Where does the string "watermark" appear in the records? Copy every line that contains it.

[Stored items]
****************
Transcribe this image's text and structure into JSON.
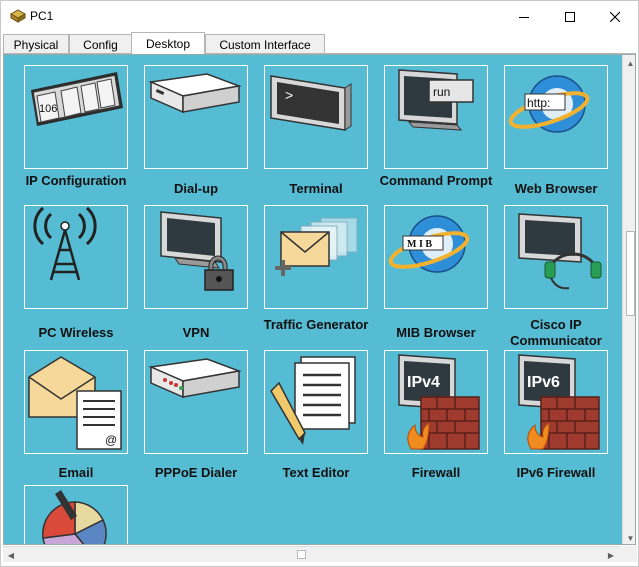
{
  "window": {
    "title": "PC1",
    "icons": {
      "app": "router-icon",
      "minimize": "minimize-icon",
      "maximize": "maximize-icon",
      "close": "close-icon"
    }
  },
  "tabs": [
    {
      "label": "Physical",
      "active": false
    },
    {
      "label": "Config",
      "active": false
    },
    {
      "label": "Desktop",
      "active": true
    },
    {
      "label": "Custom Interface",
      "active": false
    }
  ],
  "colors": {
    "desktop_bg": "#55bcd3",
    "tile_border": "#ffffff"
  },
  "apps": [
    {
      "label": "IP Configuration",
      "icon": "ip-configuration-icon",
      "icon_text": "106"
    },
    {
      "label": "Dial-up",
      "icon": "modem-icon"
    },
    {
      "label": "Terminal",
      "icon": "terminal-icon",
      "icon_text": ">"
    },
    {
      "label": "Command Prompt",
      "icon": "command-prompt-icon",
      "icon_text": "run"
    },
    {
      "label": "Web Browser",
      "icon": "web-browser-icon",
      "icon_text": "http:"
    },
    {
      "label": "PC Wireless",
      "icon": "wireless-tower-icon"
    },
    {
      "label": "VPN",
      "icon": "vpn-lock-icon"
    },
    {
      "label": "Traffic Generator",
      "icon": "traffic-generator-icon"
    },
    {
      "label": "MIB Browser",
      "icon": "mib-browser-icon",
      "icon_text": "M I B"
    },
    {
      "label": "Cisco IP Communicator",
      "icon": "headset-icon"
    },
    {
      "label": "Email",
      "icon": "email-icon",
      "icon_text": "@"
    },
    {
      "label": "PPPoE Dialer",
      "icon": "pppoe-modem-icon"
    },
    {
      "label": "Text Editor",
      "icon": "text-editor-icon"
    },
    {
      "label": "Firewall",
      "icon": "firewall-icon",
      "icon_text": "IPv4"
    },
    {
      "label": "IPv6 Firewall",
      "icon": "ipv6-firewall-icon",
      "icon_text": "IPv6"
    },
    {
      "label": "",
      "icon": "pie-chart-icon"
    }
  ]
}
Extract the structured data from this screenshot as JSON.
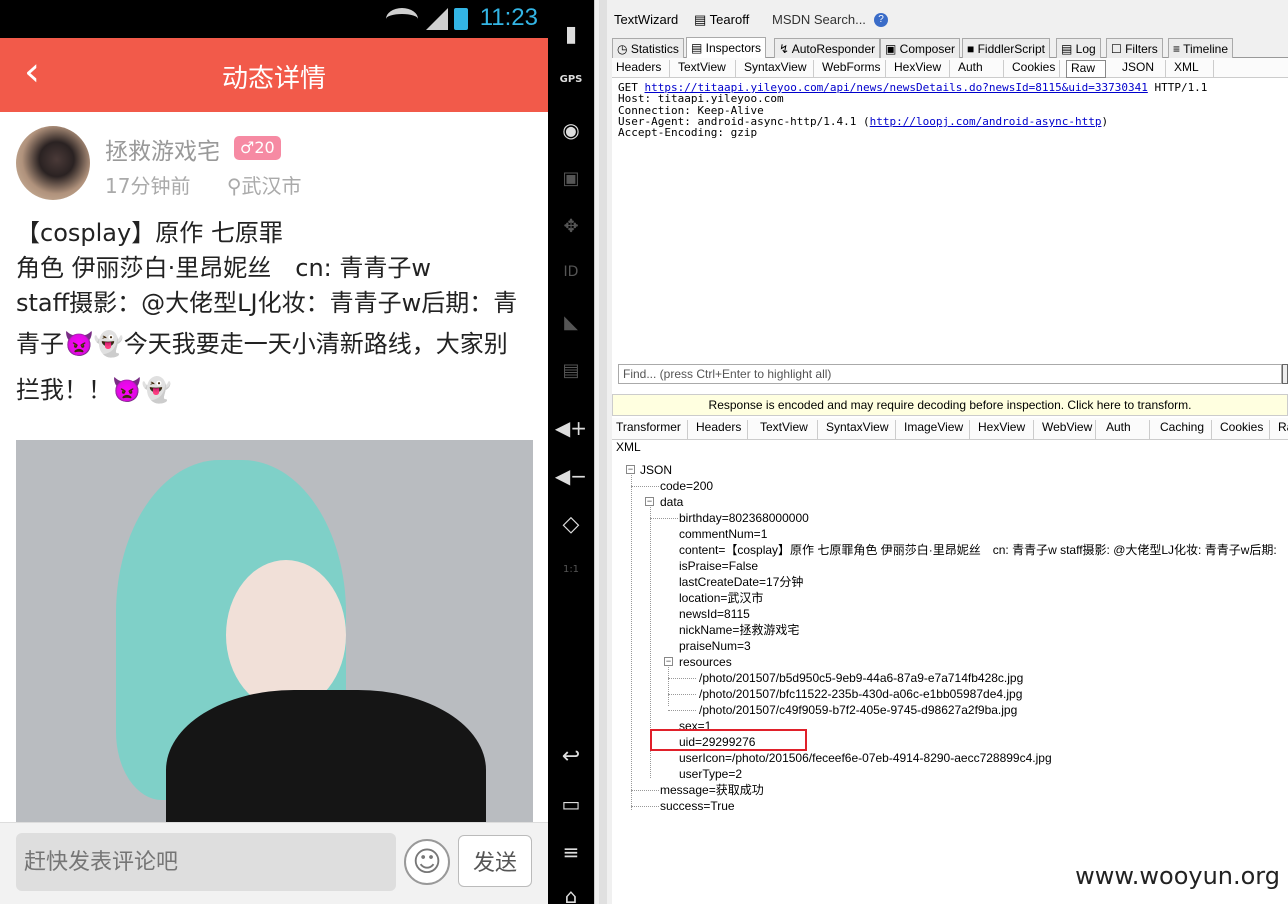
{
  "phone": {
    "status": {
      "time": "11:23"
    },
    "header": {
      "back_icon": "chevron-left-icon",
      "title": "动态详情"
    },
    "post": {
      "nickname": "拯救游戏宅",
      "level_badge": "♂20",
      "time_ago": "17分钟前",
      "location": "⚲武汉市",
      "lines": [
        "【cosplay】原作 七原罪",
        "角色 伊丽莎白·里昂妮丝　cn:  青青子w",
        "staff摄影：@大佬型LJ化妆：青青子w后期：青",
        "青子👿👻今天我要走一天小清新路线，大家别",
        "拦我！！👿👻"
      ]
    },
    "comment": {
      "placeholder": "赶快发表评论吧",
      "send_label": "发送"
    }
  },
  "emulator_bar": {
    "items": [
      "battery-icon",
      "GPS",
      "camera-icon",
      "clapper-icon",
      "dpad-icon",
      "ID",
      "rss-icon",
      "sms-icon",
      "volume-up-icon",
      "volume-down-icon",
      "rotate-icon",
      "1:1",
      "back-icon",
      "recents-icon",
      "menu-icon",
      "home-icon"
    ]
  },
  "fiddler": {
    "toolbar": [
      "TextWizard",
      "Tearoff",
      "MSDN Search..."
    ],
    "main_tabs": [
      "Statistics",
      "Inspectors",
      "AutoResponder",
      "Composer",
      "FiddlerScript",
      "Log",
      "Filters",
      "Timeline"
    ],
    "request_tabs": [
      "Headers",
      "TextView",
      "SyntaxView",
      "WebForms",
      "HexView",
      "Auth",
      "Cookies",
      "Raw",
      "JSON",
      "XML"
    ],
    "raw": {
      "method": "GET ",
      "url": "https://titaapi.yileyoo.com/api/news/newsDetails.do?newsId=8115&uid=33730341",
      "protocol": " HTTP/1.1",
      "host": "Host: titaapi.yileyoo.com",
      "connection": "Connection: Keep-Alive",
      "user_agent_prefix": "User-Agent: android-async-http/1.4.1 (",
      "user_agent_link": "http://loopj.com/android-async-http",
      "user_agent_suffix": ")",
      "accept": "Accept-Encoding: gzip"
    },
    "find_placeholder": "Find... (press Ctrl+Enter to highlight all)",
    "notice": "Response is encoded and may require decoding before inspection. Click here to transform.",
    "response_tabs": [
      "Transformer",
      "Headers",
      "TextView",
      "SyntaxView",
      "ImageView",
      "HexView",
      "WebView",
      "Auth",
      "Caching",
      "Cookies",
      "Ra"
    ],
    "xml_tab": "XML",
    "tree": {
      "root": "JSON",
      "code": "code=200",
      "data": "data",
      "birthday": "birthday=802368000000",
      "commentNum": "commentNum=1",
      "content": "content=【cosplay】原作 七原罪角色 伊丽莎白·里昂妮丝　cn: 青青子w staff摄影: @大佬型LJ化妆: 青青子w后期:",
      "isPraise": "isPraise=False",
      "lastCreateDate": "lastCreateDate=17分钟",
      "location": "location=武汉市",
      "newsId": "newsId=8115",
      "nickName": "nickName=拯救游戏宅",
      "praiseNum": "praiseNum=3",
      "resources": "resources",
      "res1": "/photo/201507/b5d950c5-9eb9-44a6-87a9-e7a714fb428c.jpg",
      "res2": "/photo/201507/bfc11522-235b-430d-a06c-e1bb05987de4.jpg",
      "res3": "/photo/201507/c49f9059-b7f2-405e-9745-d98627a2f9ba.jpg",
      "sex": "sex=1",
      "uid": "uid=29299276",
      "userIcon": "userIcon=/photo/201506/feceef6e-07eb-4914-8290-aecc728899c4.jpg",
      "userType": "userType=2",
      "message": "message=获取成功",
      "success": "success=True"
    }
  },
  "watermark": "www.wooyun.org"
}
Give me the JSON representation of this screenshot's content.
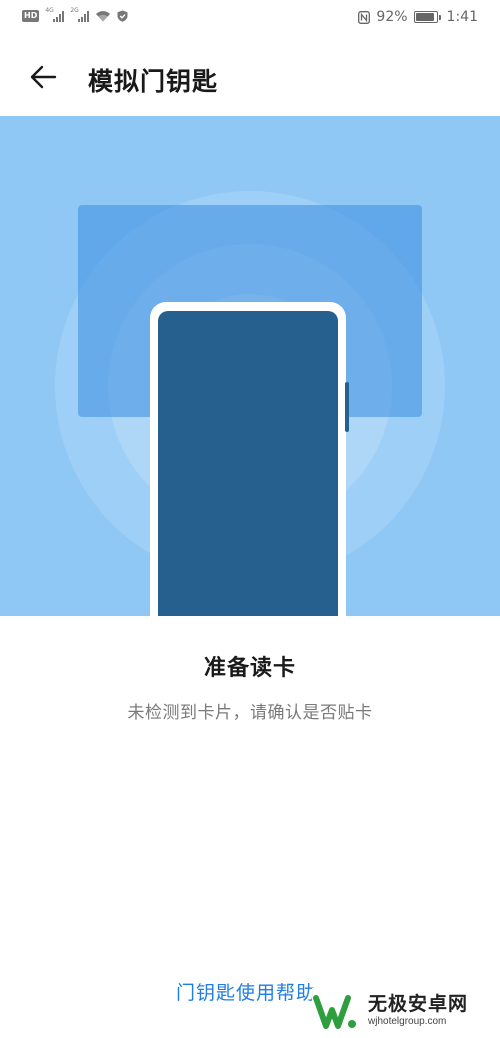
{
  "status_bar": {
    "hd_label": "HD",
    "network_1": "4G",
    "network_2": "2G",
    "battery_percent": "92%",
    "battery_level": 0.92,
    "time": "1:41",
    "icons": [
      "hd-icon",
      "signal-icon",
      "signal-icon",
      "wifi-icon",
      "shield-icon",
      "nfc-icon",
      "battery-icon"
    ]
  },
  "header": {
    "back_icon": "arrow-left-icon",
    "title": "模拟门钥匙"
  },
  "illustration": {
    "colors": {
      "background": "#90c8f5",
      "ripple": "#ffffff",
      "card": "#5aa5e6",
      "phone_body": "#25608f",
      "phone_frame": "#ffffff"
    }
  },
  "status": {
    "title": "准备读卡",
    "description": "未检测到卡片，请确认是否贴卡"
  },
  "footer": {
    "help_link": "门钥匙使用帮助",
    "link_color": "#1f7fe0"
  },
  "watermark": {
    "name": "无极安卓网",
    "url": "wjhotelgroup.com"
  }
}
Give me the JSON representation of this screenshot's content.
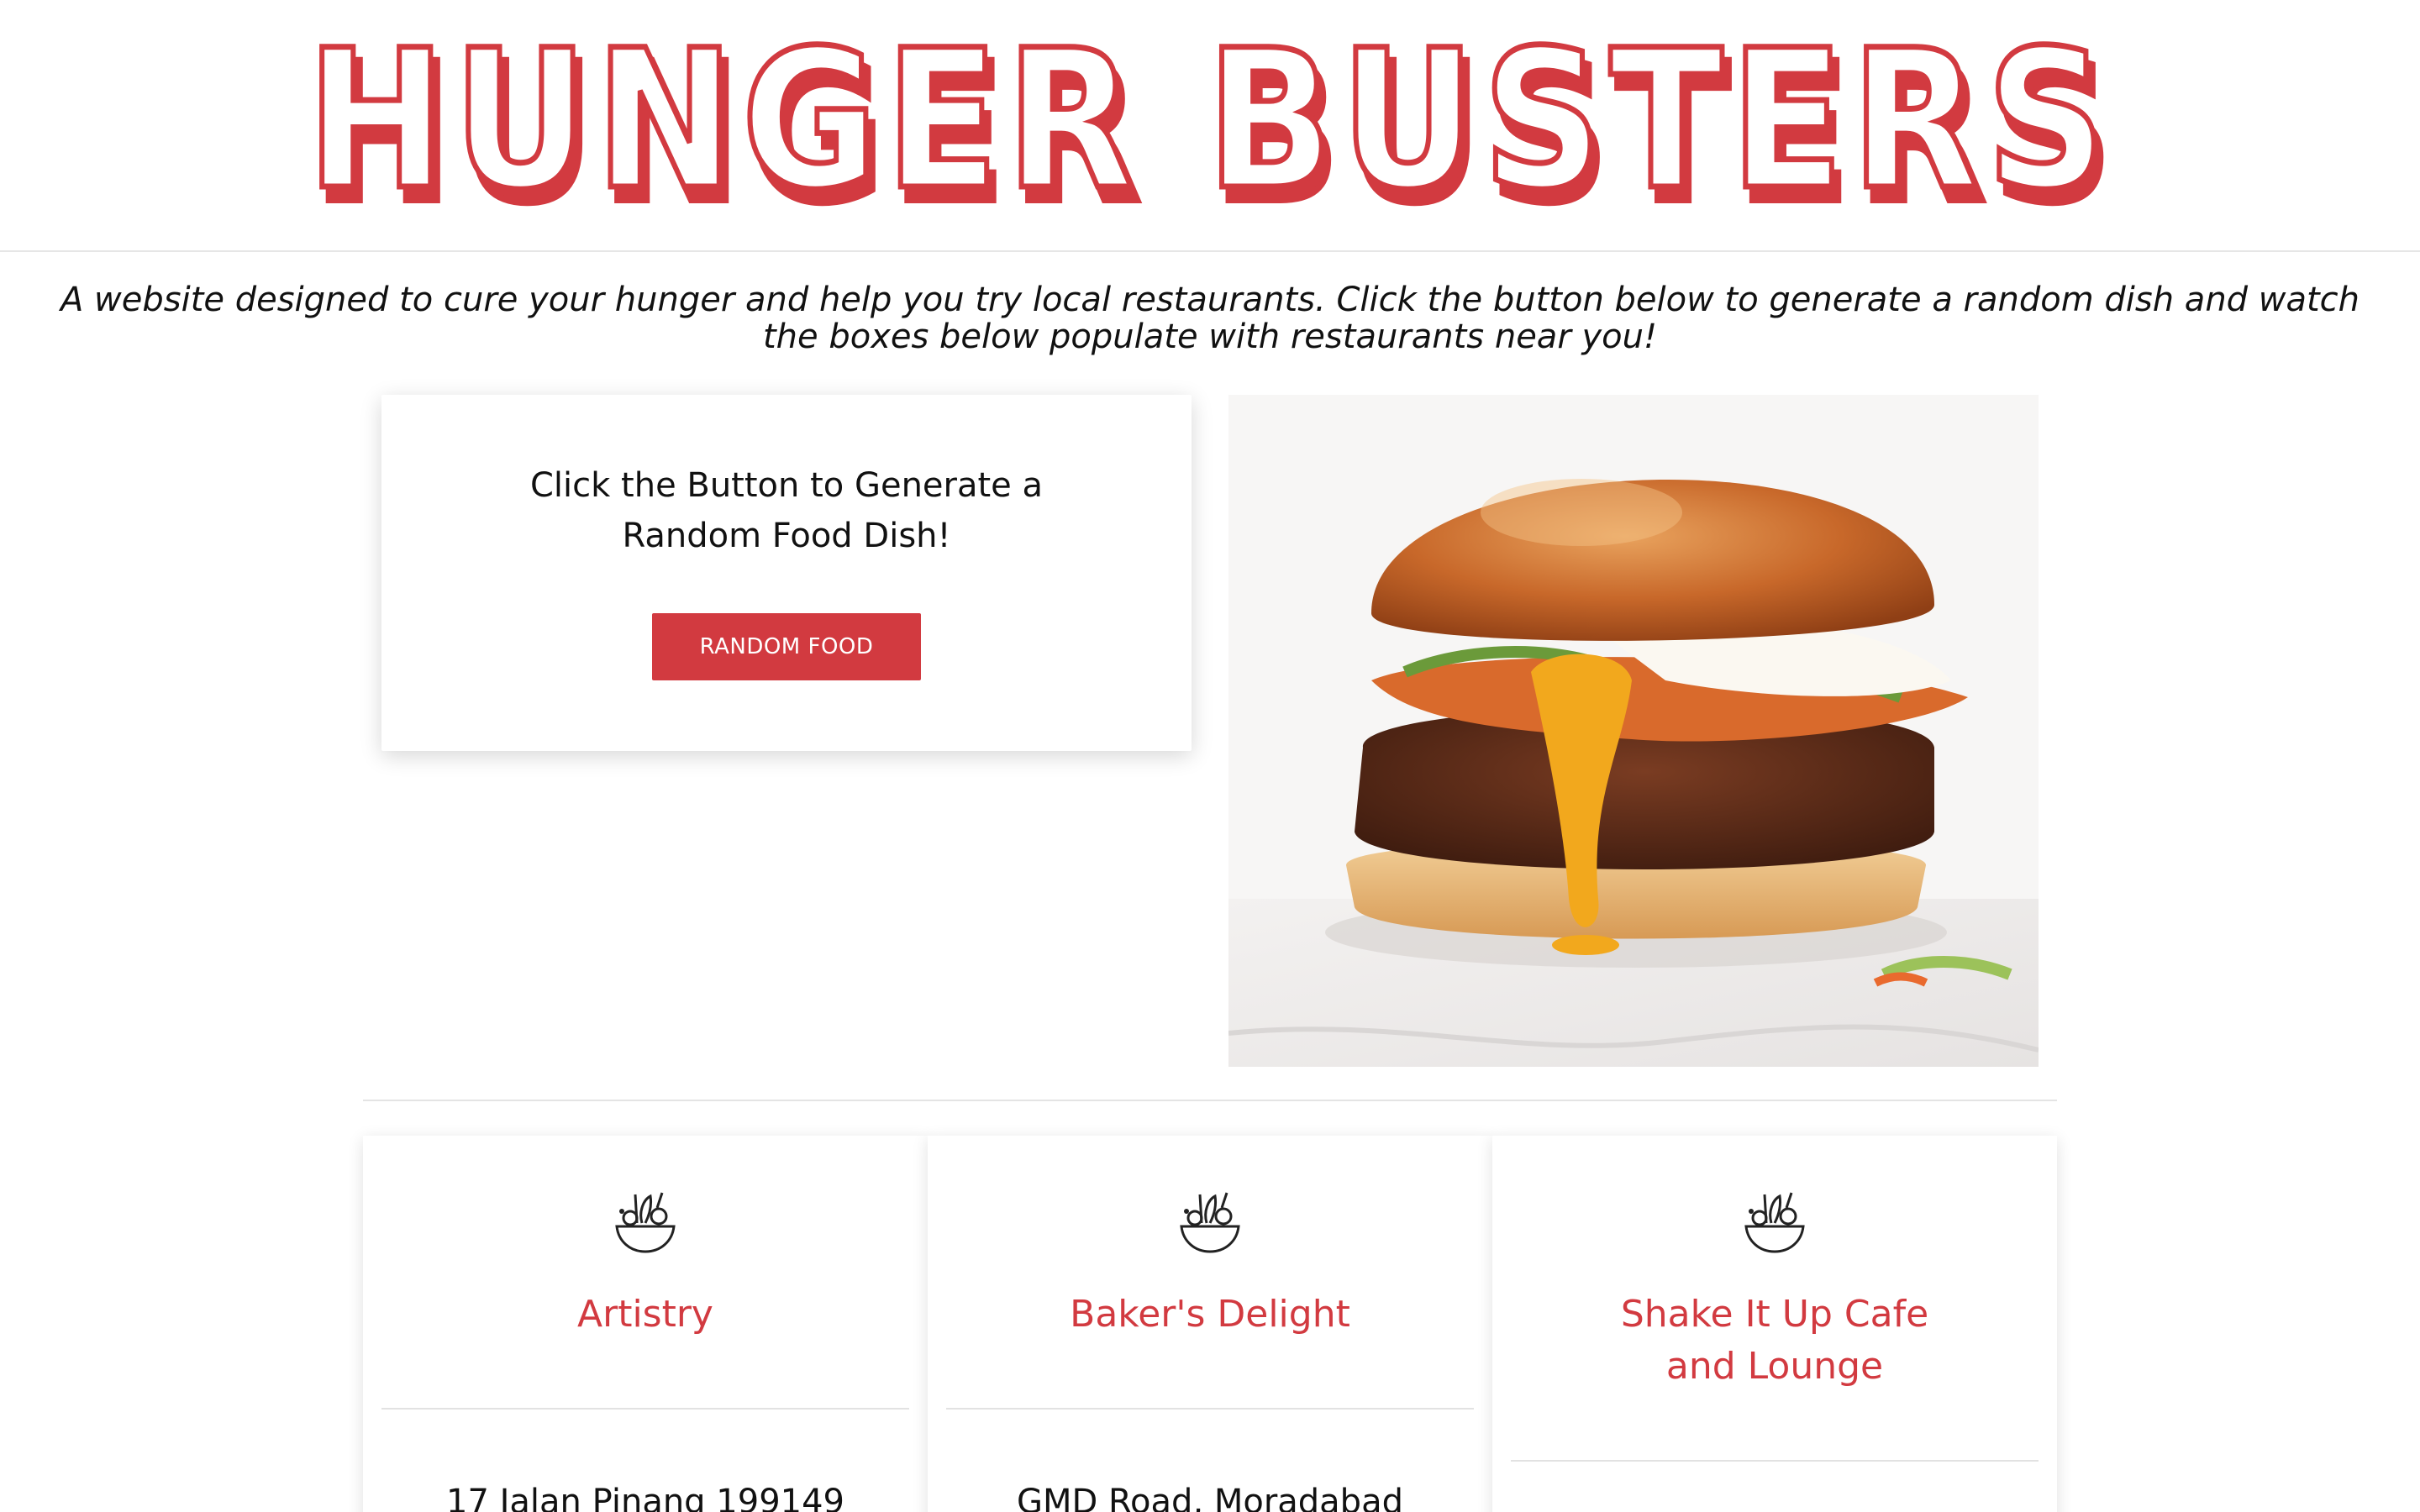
{
  "site": {
    "title": "HUNGER BUSTERS",
    "tagline": "A website designed to cure your hunger and help you try local restaurants. Click the button below to generate a random dish and watch the boxes below populate with restaurants near you!"
  },
  "generator": {
    "prompt": "Click the Button to Generate a Random Food Dish!",
    "button_label": "RANDOM FOOD"
  },
  "hero_image": {
    "icon": "burger-photo",
    "description_visible": false
  },
  "restaurants": [
    {
      "name": "Artistry",
      "address": "17 Jalan Pinang 199149",
      "icon": "salad-bowl-icon"
    },
    {
      "name": "Baker's Delight",
      "address": "GMD Road, Moradabad",
      "icon": "salad-bowl-icon"
    },
    {
      "name": "Shake It Up Cafe and Lounge",
      "address": "",
      "icon": "salad-bowl-icon"
    }
  ],
  "colors": {
    "accent": "#d23a40",
    "text": "#111111",
    "background": "#ffffff"
  }
}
****************
Written answer ▸
  "watermark": "www.wooyun.org"
  "watermark": {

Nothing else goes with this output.